Render the records below as a JSON list of strings, with one string for each line and no blank lines. Leave the pictures out.

[Data provided]
%%
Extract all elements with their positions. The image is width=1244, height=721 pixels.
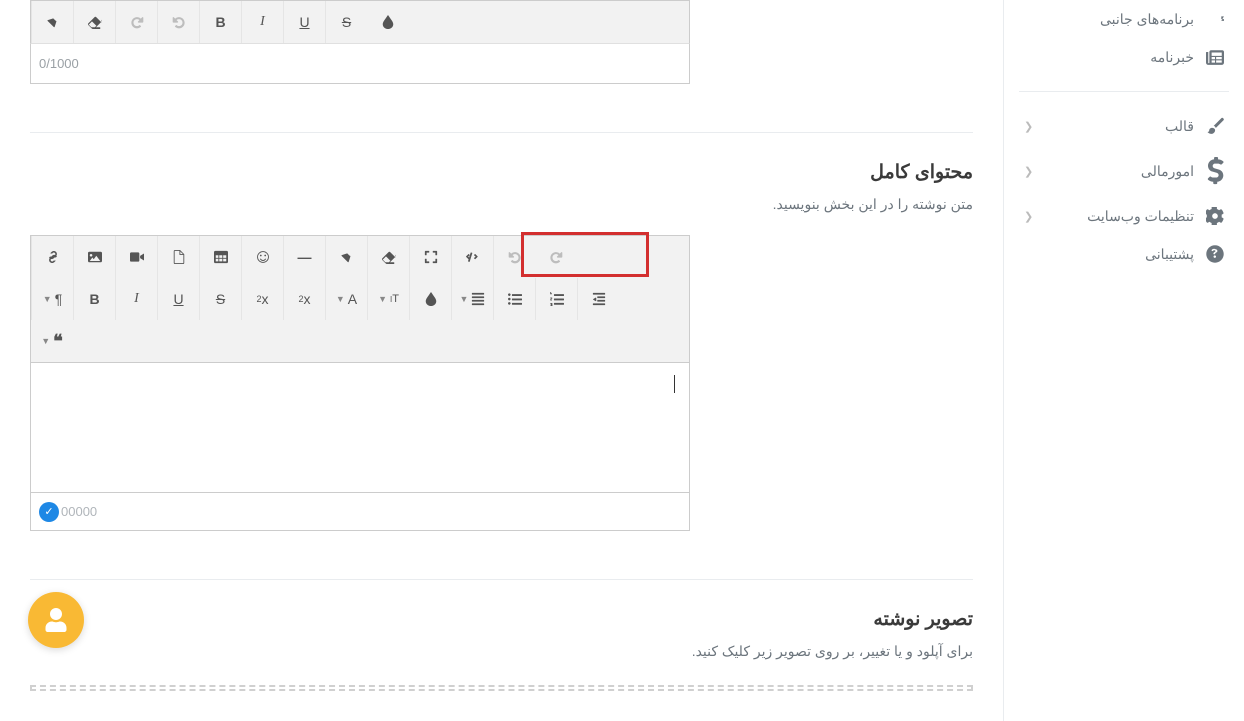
check-icon: ✓ (39, 502, 59, 522)
outdent-icon[interactable] (577, 278, 619, 320)
cursor-icon[interactable] (325, 236, 367, 278)
underline-icon[interactable]: U (157, 278, 199, 320)
question-icon (1206, 245, 1224, 263)
label: خبرنامه (1150, 49, 1194, 66)
bold-icon[interactable]: B (199, 1, 241, 43)
italic-icon[interactable]: I (115, 278, 157, 320)
redo-icon[interactable] (115, 1, 157, 43)
link-icon[interactable] (31, 236, 73, 278)
brush-icon (1206, 117, 1224, 135)
align-icon[interactable]: ▼ (451, 278, 493, 320)
fullscreen-icon[interactable] (409, 236, 451, 278)
image-uploader[interactable] (30, 685, 973, 691)
emoji-icon[interactable] (241, 236, 283, 278)
font-family-icon[interactable]: A▼ (325, 278, 367, 320)
unordered-list-icon[interactable] (493, 278, 535, 320)
color-icon[interactable] (367, 1, 409, 43)
divider (1019, 91, 1229, 92)
chevron-left-icon: ❮ (1024, 120, 1033, 133)
subscript-icon[interactable]: x2 (241, 278, 283, 320)
sidebar: برنامه‌های جانبی خبرنامه قالب ❮ امورمالی… (1004, 0, 1244, 721)
label: قالب (1165, 118, 1194, 135)
superscript-icon[interactable]: x2 (283, 278, 325, 320)
main-content: B I U S 0/1000 محتوای کامل متن نوشته را … (0, 0, 1004, 721)
redo-icon[interactable] (535, 236, 577, 278)
editor-footer: ✓ 00000 (30, 493, 690, 531)
video-icon[interactable] (115, 236, 157, 278)
sidebar-item-newsletter[interactable]: خبرنامه (1019, 38, 1229, 76)
chevron-left-icon: ❮ (1024, 210, 1033, 223)
hr-icon[interactable]: — (283, 236, 325, 278)
sidebar-item-finance[interactable]: امورمالی ❮ (1019, 145, 1229, 197)
divider (30, 579, 973, 580)
sidebar-item-theme[interactable]: قالب ❮ (1019, 107, 1229, 145)
label: برنامه‌های جانبی (1100, 11, 1194, 28)
section-subtitle-content: متن نوشته را در این بخش بنویسید. (30, 196, 973, 213)
toolbar-full: — ¶▼ B I U S x2 x2 A▼ TI▼ (30, 235, 690, 363)
editor-full: — ¶▼ B I U S x2 x2 A▼ TI▼ (30, 235, 690, 531)
char-counter: 00000 (61, 504, 97, 519)
text-cursor (674, 375, 675, 393)
cursor-icon[interactable] (31, 1, 73, 43)
undo-icon[interactable] (157, 1, 199, 43)
char-counter: 0/1000 (39, 56, 79, 71)
color-icon[interactable] (409, 278, 451, 320)
toolbar-small: B I U S (30, 0, 690, 44)
section-title-content: محتوای کامل (30, 161, 973, 184)
file-icon[interactable] (157, 236, 199, 278)
sidebar-item-settings[interactable]: تنظیمات وب‌سایت ❮ (1019, 197, 1229, 235)
section-title-image: تصویر نوشته (30, 608, 973, 631)
sidebar-item-plugins[interactable]: برنامه‌های جانبی (1019, 0, 1229, 38)
strikethrough-icon[interactable]: S (325, 1, 367, 43)
editor-body[interactable] (30, 363, 690, 493)
italic-icon[interactable]: I (241, 1, 283, 43)
undo-icon[interactable] (493, 236, 535, 278)
section-subtitle-image: برای آپلود و یا تغییر، بر روی تصویر زیر … (30, 643, 973, 660)
bold-icon[interactable]: B (73, 278, 115, 320)
font-size-icon[interactable]: TI▼ (367, 278, 409, 320)
gear-icon (1206, 207, 1224, 225)
strikethrough-icon[interactable]: S (199, 278, 241, 320)
newspaper-icon (1206, 48, 1224, 66)
table-icon[interactable] (199, 236, 241, 278)
eraser-icon[interactable] (367, 236, 409, 278)
paragraph-icon[interactable]: ¶▼ (31, 278, 73, 320)
quote-icon[interactable]: ❝▼ (31, 320, 73, 362)
eraser-icon[interactable] (73, 1, 115, 43)
underline-icon[interactable]: U (283, 1, 325, 43)
code-icon[interactable] (451, 236, 493, 278)
label: پشتیبانی (1145, 246, 1194, 263)
label: امورمالی (1141, 163, 1194, 180)
editor-excerpt: B I U S 0/1000 (30, 0, 690, 84)
image-icon[interactable] (73, 236, 115, 278)
dollar-icon (1206, 155, 1224, 187)
chevron-left-icon: ❮ (1024, 165, 1033, 178)
label: تنظیمات وب‌سایت (1087, 208, 1194, 225)
ordered-list-icon[interactable] (535, 278, 577, 320)
divider (30, 132, 973, 133)
support-fab[interactable] (28, 592, 84, 648)
editor-body[interactable]: 0/1000 (30, 44, 690, 84)
sidebar-item-support[interactable]: پشتیبانی (1019, 235, 1229, 273)
plug-icon (1206, 10, 1224, 28)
%%
[Completed task]
[
  "Extract all elements with their positions. The image is width=1244, height=721 pixels.",
  "check-icon: ✓ (39, 502, 59, 522)",
  "outdent-icon[interactable] (577, 278, 619, 320)",
  "cursor-icon[interactable] (325, 236, 367, 278)",
  "underline-icon[interactable]: U (157, 278, 199, 320)",
  "question-icon (1206, 245, 1224, 263)",
  "label: خبرنامه (1150, 49, 1194, 66)",
  "bold-icon[interactable]: B (199, 1, 241, 43)",
  "italic-icon[interactable]: I (115, 278, 157, 320)",
  "redo-icon[interactable] (115, 1, 157, 43)",
  "link-icon[interactable] (31, 236, 73, 278)",
  "brush-icon (1206, 117, 1224, 135)",
  "align-icon[interactable]: ▼ (451, 278, 493, 320)",
  "fullscreen-icon[interactable] (409, 236, 451, 278)",
  "image-uploader[interactable] (30, 685, 973, 691)",
  "emoji-icon[interactable] (241, 236, 283, 278)",
  "font-family-icon[interactable]: A▼ (325, 278, 367, 320)",
  "unordered-list-icon[interactable] (493, 278, 535, 320)",
  "color-icon[interactable] (367, 1, 409, 43)",
  "divider (1019, 91, 1229, 92)",
  "chevron-left-icon: ❮ (1024, 120, 1033, 133)",
  "subscript-icon[interactable]: x2 (241, 278, 283, 320)",
  "sidebar: برنامه‌های جانبی خبرنامه قالب ❮ امورمالی… (1004, 0, 1244, 721)",
  "label: قالب (1165, 118, 1194, 135)",
  "superscript-icon[interactable]: x2 (283, 278, 325, 320)",
  "main-content: B I U S 0/1000 محتوای کامل متن نوشته را … (0, 0, 1004, 721)",
  "redo-icon[interactable] (535, 236, 577, 278)",
  "editor-footer: ✓ 00000 (30, 493, 690, 531)",
  "video-icon[interactable] (115, 236, 157, 278)",
  "sidebar-item-newsletter[interactable]: خبرنامه (1019, 38, 1229, 76)",
  "chevron-left-icon: ❮ (1024, 210, 1033, 223)",
  "hr-icon[interactable]: — (283, 236, 325, 278)",
  "sidebar-item-finance[interactable]: امورمالی ❮ (1019, 145, 1229, 197)",
  "divider (30, 579, 973, 580)",
  "sidebar-item-theme[interactable]: قالب ❮ (1019, 107, 1229, 145)",
  "label: برنامه‌های جانبی (1100, 11, 1194, 28)",
  "section-subtitle-content: متن نوشته را در این بخش بنویسید. (30, 196, 973, 213)",
  "toolbar-full: — ¶▼ B I U S x2 x2 A▼ TI▼ (30, 235, 690, 363)",
  "editor-full: — ¶▼ B I U S x2 x2 A▼ TI▼ (30, 235, 690, 531)",
  "char-counter: 00000 (61, 504, 97, 519)",
  "text-cursor (674, 375, 675, 393)",
  "cursor-icon[interactable] (31, 1, 73, 43)",
  "undo-icon[interactable] (157, 1, 199, 43)",
  "char-counter: 0/1000 (39, 56, 79, 71)",
  "color-icon[interactable] (409, 278, 451, 320)",
  "toolbar-small: B I U S (30, 0, 690, 44)",
  "section-title-content: محتوای کامل (30, 161, 973, 184)",
  "file-icon[interactable] (157, 236, 199, 278)",
  "sidebar-item-settings[interactable]: تنظیمات وب‌سایت ❮ (1019, 197, 1229, 235)",
  "section-title-image: تصویر نوشته (30, 608, 973, 631)",
  "sidebar-item-plugins[interactable]: برنامه‌های جانبی (1019, 0, 1229, 38)",
  "strikethrough-icon[interactable]: S (325, 1, 367, 43)",
  "editor-body[interactable] (30, 363, 690, 493)",
  "italic-icon[interactable]: I (241, 1, 283, 43)",
  "undo-icon[interactable] (493, 236, 535, 278)",
  "section-subtitle-image: برای آپلود و یا تغییر، بر روی تصویر زیر … (30, 643, 973, 660)",
  "bold-icon[interactable]: B (73, 278, 115, 320)",
  "font-size-icon[interactable]: TI▼ (367, 278, 409, 320)",
  "gear-icon (1206, 207, 1224, 225)",
  "strikethrough-icon[interactable]: S (199, 278, 241, 320)",
  "newspaper-icon (1206, 48, 1224, 66)",
  "table-icon[interactable] (199, 236, 241, 278)",
  "eraser-icon[interactable] (367, 236, 409, 278)",
  "paragraph-icon[interactable]: ¶▼ (31, 278, 73, 320)",
  "quote-icon[interactable]: ❝▼ (31, 320, 73, 362)",
  "eraser-icon[interactable] (73, 1, 115, 43)",
  "underline-icon[interactable]: U (283, 1, 325, 43)",
  "code-icon[interactable] (451, 236, 493, 278)",
  "label: پشتیبانی (1145, 246, 1194, 263)",
  "label: امورمالی (1141, 163, 1194, 180)",
  "editor-excerpt: B I U S 0/1000 (30, 0, 690, 84)",
  "image-icon[interactable] (73, 236, 115, 278)",
  "dollar-icon (1206, 155, 1224, 187)",
  "chevron-left-icon: ❮ (1024, 165, 1033, 178)",
  "label: تنظیمات وب‌سایت (1087, 208, 1194, 225)",
  "ordered-list-icon[interactable] (535, 278, 577, 320)",
  "divider (30, 132, 973, 133)",
  "support-fab[interactable] (28, 592, 84, 648)",
  "editor-body[interactable]: 0/1000 (30, 44, 690, 84)",
  "sidebar-item-support[interactable]: پشتیبانی (1019, 235, 1229, 273)",
  "plug-icon (1206, 10, 1224, 28)"
]